Begin
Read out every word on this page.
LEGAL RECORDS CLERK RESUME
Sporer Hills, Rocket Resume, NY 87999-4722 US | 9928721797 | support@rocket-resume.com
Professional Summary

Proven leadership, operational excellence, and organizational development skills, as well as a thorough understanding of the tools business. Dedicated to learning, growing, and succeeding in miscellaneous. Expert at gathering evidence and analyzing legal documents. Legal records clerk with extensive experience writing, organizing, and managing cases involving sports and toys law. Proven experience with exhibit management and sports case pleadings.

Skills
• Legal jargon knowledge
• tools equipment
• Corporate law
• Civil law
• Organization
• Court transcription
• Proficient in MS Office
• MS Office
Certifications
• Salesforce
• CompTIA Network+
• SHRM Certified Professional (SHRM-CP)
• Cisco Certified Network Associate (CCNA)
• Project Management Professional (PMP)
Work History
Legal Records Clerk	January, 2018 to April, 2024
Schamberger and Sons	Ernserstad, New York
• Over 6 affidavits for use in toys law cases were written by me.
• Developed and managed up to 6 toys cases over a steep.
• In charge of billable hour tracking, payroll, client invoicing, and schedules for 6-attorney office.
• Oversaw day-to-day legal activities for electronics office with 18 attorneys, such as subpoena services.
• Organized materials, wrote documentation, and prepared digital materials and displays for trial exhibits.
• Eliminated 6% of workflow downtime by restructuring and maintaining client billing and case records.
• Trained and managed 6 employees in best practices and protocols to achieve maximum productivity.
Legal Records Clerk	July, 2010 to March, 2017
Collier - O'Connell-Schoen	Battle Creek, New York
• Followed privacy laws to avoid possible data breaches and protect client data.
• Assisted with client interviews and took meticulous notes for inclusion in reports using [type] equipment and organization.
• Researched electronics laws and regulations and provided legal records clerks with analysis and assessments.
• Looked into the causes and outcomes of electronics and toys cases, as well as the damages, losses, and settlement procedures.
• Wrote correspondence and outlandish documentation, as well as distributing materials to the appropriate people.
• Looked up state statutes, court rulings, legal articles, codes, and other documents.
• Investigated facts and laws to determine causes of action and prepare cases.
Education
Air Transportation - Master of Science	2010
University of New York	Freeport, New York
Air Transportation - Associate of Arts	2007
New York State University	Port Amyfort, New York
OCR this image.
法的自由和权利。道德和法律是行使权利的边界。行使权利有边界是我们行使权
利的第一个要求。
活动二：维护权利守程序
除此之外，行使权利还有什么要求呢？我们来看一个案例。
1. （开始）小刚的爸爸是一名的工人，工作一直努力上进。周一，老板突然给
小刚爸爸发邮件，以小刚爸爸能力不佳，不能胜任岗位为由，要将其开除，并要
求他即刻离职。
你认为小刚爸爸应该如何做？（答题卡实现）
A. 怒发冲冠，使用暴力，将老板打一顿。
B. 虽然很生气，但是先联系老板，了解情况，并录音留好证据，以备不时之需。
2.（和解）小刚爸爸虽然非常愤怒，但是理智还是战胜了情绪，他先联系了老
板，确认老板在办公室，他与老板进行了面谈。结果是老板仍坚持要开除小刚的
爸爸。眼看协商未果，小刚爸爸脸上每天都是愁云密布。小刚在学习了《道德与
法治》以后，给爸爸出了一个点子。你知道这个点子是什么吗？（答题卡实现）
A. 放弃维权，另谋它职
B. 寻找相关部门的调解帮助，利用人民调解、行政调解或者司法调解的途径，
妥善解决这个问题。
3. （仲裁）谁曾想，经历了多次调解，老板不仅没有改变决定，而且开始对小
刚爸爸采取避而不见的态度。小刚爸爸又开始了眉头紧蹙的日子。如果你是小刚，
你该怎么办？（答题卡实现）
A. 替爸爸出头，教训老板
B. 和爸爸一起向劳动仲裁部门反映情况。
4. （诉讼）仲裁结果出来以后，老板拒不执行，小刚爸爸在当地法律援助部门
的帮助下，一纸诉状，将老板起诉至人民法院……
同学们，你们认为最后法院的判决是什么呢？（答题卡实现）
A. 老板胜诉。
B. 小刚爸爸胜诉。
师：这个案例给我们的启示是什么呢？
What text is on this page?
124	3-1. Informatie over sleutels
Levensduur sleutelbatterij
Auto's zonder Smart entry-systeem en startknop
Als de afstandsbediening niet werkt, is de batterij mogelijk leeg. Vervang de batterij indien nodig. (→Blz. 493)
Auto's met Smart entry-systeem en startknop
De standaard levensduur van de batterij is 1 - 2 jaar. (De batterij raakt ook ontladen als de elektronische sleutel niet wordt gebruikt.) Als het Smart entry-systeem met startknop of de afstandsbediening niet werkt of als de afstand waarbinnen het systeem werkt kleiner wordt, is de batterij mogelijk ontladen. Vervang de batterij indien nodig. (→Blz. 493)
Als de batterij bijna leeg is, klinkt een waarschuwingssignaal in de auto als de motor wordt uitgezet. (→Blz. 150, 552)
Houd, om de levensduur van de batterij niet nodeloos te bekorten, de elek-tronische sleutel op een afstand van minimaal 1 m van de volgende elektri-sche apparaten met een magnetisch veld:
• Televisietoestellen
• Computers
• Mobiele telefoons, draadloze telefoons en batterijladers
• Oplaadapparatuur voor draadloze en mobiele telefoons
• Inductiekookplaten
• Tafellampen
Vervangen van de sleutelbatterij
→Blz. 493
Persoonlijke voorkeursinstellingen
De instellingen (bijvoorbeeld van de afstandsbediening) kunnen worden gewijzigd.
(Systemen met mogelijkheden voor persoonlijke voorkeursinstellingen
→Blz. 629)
End
▸ Stated task
Using the entries above, return each line in which the word "managed" occurs.

▸ Answer for this exercise
• Developed and managed up to 6 toys cases over a steep.
• Trained and managed 6 employees in best practices and protocols to achieve maximum productivity.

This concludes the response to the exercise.